Write out each line in which the string "Scholarspace" is present.

BEGIN Data to process

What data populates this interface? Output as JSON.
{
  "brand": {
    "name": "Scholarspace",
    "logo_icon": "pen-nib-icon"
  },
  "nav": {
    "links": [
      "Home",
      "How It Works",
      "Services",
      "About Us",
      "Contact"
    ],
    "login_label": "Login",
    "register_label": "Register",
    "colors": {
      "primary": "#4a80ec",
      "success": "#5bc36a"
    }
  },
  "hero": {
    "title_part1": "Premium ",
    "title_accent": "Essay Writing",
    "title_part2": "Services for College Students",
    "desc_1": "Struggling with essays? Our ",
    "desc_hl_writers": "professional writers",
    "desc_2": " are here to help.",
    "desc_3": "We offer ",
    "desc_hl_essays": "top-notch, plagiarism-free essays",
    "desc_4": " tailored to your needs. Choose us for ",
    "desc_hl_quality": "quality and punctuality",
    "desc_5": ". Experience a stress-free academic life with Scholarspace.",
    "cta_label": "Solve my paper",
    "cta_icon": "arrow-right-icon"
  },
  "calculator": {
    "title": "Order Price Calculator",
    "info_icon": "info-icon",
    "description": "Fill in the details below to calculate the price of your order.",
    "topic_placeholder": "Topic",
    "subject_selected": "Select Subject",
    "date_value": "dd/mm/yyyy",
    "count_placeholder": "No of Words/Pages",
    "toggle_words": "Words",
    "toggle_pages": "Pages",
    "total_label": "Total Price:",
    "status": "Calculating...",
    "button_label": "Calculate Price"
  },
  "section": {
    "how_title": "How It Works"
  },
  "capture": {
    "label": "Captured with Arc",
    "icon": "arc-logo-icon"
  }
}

END Data to process

**Correct result**
    "name": "Scholarspace",
    "desc_5": ". Experience a stress-free academic life with Scholarspace.",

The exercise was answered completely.